Passage:
Kapka Kassabova (born in November 1973, in Bulgarian Капка Касабова) is a poet and writer of fiction and narrative non-fiction. Her mother tongue is Bulgarian, but she writes in English.

Life
Kapka Kassabova was born and grew up in Sofia, Bulgaria. She studied at the French College in Sofia. After leaving Bulgaria with her family in her late teens, she lived in New Zealand for twelve years where she studied French, Russian and English Literature and Creative Writing at the universities of Otago and Victoria, and published her first books of poetry and fiction. She moved to Scotland in 2005. After a number of years in Edinburgh, she settled in rural Inverness-shire.

Career
Her debut poetry collection All roads lead to the sea won a NZ Montana Book Award and her debut novel Reconnaissance won a Commonwealth Writers' Prize for Asia Pacific in 2000.

In 2008, Kassabova published the memoir Street Without a Name which was shortlisted for the Dolmann Club Travel Book Award and which Misha Glenny in The Guardian called a "profound meditation on the depth of change triggered by the events of 1989 throughout eastern Europe". Scotland on Sunday described it as "A memorable piece of acutely observed writing where events are relayed with a novelist’s eye. With its sharply humorous details of close family life and the evocative and sometimes almost spiritual portrayal of an era lost and a country changed forever, this book recalls the writings of Isabel Allende".

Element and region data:
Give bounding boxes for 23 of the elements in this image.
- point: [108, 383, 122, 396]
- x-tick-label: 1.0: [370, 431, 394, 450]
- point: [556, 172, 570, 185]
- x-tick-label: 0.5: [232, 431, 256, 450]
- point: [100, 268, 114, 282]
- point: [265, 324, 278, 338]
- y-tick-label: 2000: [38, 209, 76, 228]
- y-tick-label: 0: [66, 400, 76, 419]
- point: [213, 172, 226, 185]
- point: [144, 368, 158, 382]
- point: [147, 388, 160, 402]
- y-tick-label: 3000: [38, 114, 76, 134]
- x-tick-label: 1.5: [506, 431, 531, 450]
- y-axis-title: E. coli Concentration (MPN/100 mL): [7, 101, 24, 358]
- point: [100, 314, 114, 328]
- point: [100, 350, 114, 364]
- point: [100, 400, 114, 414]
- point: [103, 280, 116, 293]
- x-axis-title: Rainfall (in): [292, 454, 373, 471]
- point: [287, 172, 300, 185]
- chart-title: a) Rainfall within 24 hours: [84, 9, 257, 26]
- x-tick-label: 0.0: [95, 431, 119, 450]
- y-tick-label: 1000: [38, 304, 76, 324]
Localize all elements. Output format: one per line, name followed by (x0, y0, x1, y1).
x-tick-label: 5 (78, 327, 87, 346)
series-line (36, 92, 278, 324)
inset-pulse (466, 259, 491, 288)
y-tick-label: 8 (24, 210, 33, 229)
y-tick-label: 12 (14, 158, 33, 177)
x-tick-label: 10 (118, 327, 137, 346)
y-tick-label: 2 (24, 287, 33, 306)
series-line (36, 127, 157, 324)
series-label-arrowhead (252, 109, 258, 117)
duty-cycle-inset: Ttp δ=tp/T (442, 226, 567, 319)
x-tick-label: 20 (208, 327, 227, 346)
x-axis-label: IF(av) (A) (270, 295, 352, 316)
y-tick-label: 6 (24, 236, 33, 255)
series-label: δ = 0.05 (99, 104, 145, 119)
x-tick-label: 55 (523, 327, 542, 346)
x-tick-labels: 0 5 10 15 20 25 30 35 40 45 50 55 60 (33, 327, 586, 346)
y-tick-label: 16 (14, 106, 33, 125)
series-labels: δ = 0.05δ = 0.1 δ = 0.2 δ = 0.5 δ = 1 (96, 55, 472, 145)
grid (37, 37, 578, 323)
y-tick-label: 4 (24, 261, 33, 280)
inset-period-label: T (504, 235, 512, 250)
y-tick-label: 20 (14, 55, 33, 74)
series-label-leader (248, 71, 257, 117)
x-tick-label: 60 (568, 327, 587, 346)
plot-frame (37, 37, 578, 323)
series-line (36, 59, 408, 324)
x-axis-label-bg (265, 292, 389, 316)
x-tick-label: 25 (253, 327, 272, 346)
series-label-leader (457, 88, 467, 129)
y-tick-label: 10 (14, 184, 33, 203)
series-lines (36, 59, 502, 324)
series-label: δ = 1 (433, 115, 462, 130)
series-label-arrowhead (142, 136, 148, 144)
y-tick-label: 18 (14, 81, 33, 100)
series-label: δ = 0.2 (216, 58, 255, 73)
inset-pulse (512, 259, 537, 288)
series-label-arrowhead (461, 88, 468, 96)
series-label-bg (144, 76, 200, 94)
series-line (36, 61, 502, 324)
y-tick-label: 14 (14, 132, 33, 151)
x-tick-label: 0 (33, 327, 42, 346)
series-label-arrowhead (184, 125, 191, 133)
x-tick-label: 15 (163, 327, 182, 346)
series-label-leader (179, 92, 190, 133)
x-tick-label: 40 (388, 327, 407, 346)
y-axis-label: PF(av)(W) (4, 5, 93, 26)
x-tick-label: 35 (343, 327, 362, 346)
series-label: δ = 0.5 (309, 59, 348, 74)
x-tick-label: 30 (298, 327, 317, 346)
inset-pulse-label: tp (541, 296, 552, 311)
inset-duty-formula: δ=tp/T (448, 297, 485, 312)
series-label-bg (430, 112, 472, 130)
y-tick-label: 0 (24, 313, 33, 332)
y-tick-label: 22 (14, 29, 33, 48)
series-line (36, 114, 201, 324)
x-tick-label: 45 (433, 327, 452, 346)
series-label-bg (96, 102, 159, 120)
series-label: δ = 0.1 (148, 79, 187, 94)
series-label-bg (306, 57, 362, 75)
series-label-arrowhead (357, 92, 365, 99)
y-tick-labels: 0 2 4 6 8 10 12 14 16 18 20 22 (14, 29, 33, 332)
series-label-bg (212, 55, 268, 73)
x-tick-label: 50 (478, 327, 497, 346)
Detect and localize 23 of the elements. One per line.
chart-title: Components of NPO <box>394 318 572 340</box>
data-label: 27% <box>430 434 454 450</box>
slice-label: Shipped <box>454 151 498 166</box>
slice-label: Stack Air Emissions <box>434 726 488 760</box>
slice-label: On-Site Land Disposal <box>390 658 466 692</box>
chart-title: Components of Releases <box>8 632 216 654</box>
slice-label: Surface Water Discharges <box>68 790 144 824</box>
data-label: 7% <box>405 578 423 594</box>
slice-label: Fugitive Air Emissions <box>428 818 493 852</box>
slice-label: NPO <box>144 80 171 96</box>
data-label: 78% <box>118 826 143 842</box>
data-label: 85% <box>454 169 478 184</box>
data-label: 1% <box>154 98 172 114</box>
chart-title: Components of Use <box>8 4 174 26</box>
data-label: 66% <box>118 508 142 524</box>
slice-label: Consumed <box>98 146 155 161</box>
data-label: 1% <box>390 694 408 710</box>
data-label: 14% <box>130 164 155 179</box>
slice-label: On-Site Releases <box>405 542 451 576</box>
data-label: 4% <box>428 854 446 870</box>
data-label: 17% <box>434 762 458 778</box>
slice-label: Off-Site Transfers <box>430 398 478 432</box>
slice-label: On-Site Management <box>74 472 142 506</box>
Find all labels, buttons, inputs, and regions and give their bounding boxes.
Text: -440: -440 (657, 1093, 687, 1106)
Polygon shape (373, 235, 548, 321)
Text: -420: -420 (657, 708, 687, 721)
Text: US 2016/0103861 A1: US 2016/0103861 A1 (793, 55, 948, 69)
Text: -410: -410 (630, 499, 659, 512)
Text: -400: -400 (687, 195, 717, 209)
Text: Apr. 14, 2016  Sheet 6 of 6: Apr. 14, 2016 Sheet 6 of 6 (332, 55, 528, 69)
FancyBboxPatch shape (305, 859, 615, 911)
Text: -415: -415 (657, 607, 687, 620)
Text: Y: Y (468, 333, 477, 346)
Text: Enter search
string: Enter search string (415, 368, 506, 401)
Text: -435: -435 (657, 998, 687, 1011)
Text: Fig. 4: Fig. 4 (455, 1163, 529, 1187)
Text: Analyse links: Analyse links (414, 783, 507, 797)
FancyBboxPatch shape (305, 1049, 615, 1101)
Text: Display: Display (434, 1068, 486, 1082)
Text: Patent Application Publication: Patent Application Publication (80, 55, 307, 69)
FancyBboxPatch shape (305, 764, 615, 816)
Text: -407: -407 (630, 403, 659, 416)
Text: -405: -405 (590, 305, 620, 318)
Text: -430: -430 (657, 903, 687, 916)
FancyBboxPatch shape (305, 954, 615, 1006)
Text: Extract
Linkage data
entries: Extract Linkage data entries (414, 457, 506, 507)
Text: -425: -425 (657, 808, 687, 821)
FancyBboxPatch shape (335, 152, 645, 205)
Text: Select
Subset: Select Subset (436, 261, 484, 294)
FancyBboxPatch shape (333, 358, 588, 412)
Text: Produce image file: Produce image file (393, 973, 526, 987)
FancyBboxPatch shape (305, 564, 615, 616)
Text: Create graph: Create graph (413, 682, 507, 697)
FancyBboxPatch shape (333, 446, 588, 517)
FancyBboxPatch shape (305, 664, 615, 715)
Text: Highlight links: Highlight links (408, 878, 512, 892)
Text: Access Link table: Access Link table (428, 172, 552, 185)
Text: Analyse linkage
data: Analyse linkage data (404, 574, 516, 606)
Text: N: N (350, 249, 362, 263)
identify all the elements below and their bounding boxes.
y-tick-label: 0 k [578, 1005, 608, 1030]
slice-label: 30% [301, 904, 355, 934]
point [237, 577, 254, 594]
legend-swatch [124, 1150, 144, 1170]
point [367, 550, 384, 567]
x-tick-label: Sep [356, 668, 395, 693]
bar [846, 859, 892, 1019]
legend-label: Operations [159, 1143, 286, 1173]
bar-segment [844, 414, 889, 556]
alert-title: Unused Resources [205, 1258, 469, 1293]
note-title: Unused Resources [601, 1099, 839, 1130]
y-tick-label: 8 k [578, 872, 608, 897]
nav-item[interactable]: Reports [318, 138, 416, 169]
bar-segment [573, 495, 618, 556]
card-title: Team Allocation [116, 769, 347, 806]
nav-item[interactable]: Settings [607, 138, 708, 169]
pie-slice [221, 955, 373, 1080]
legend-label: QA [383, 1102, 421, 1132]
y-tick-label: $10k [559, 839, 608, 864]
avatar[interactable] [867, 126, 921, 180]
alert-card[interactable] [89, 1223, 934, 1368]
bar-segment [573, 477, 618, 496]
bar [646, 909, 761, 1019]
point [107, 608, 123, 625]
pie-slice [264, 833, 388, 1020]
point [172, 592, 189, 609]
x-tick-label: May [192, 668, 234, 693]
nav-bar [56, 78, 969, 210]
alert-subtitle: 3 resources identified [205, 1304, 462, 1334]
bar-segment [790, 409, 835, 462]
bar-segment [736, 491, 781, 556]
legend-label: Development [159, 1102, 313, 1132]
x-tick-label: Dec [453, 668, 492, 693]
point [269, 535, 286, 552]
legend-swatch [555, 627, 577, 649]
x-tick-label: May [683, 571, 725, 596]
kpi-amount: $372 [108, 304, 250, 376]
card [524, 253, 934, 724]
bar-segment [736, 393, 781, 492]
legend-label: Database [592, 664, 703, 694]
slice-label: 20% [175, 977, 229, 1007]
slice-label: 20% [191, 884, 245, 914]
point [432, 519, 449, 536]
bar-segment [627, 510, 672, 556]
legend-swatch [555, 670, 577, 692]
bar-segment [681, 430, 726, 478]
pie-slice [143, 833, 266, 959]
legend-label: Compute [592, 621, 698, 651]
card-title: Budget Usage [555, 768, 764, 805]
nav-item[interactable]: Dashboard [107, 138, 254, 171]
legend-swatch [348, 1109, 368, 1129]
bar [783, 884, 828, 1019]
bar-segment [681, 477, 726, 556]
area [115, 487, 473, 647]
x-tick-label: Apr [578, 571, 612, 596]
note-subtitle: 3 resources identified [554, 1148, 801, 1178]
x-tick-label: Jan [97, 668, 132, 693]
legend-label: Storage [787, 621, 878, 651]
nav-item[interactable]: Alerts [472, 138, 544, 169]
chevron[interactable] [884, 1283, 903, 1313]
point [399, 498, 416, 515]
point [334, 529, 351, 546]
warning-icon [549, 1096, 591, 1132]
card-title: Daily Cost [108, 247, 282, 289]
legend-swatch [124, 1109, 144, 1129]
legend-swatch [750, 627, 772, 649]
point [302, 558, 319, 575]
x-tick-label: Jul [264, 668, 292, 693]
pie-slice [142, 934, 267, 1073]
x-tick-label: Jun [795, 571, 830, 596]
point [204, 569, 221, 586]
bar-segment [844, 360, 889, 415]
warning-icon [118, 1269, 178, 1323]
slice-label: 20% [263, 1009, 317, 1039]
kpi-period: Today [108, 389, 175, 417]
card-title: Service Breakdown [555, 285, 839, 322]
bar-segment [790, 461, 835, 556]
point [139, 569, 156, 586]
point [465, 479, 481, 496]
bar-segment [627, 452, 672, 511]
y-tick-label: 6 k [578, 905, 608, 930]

Given exercise:
Extend the passage about Kapka Kassabova, picking up right after its final sentence. The records above are separate from the passage about Kapka Kassabova.

Response to this task:
Kassabova's tango biography Twelve Minutes of Love (2011), was shortlisted for the Scottish Book Awards and hailed by The Independent as "an exquisitely crafted blend of travelogue, memoir, dance history, and some seriously good writing on the human condition." The Scotsmans reviewer wrote that "Kassabova is that rare thing, an author who excels in every genre". and the New Zealand Listener wrote that ‘Kassabova’s poetry explores exile, disconnection and loss; her novels and travel writing are rich in insight, conjuring unsettling worlds. She brings these elements together in this exhilarating account of tango’s addictive character. With a neat twist, she ultimately exposes its illusions, locating its place in a journey that is both personal and universal.’

In 2017, her book of narrative non-fiction Border: a journey to the edge of Europe was published in the UK, USA and Bulgaria, and is expected to appear in other languages. A "brave and moving study of the tragic borderland between Greece, Bulgaria and Turkey", it has been described in The Sunday Times as "an exceptional book about Bulgaria's dark, often magical borderlands...Smokily intense and quiveringly powerful." by Peter Pomerantsev as "a book about borders that makes the reader feel sumptuously free, an effect achieved by the way she moves between literary borders so gracefully: travelogue and existential drama; political history and poetry'. Mark Mazower described it in The Guardian as "a marvellous book about a magical part of the world", "mystery... is at the heart of the book; the mystery of marginal points and marginal people"  The Economist described it as "witty, poignant, and erudite", "brings hidden history vividly to light". Caroline Moorhead in The New Statesman greeted it as "a timely, powerful story of immigration, friendship and travel", "an exceptional book, a tale of travelling and listening closely, and it brings something altogether new to the mounting literature on the story of modern migration".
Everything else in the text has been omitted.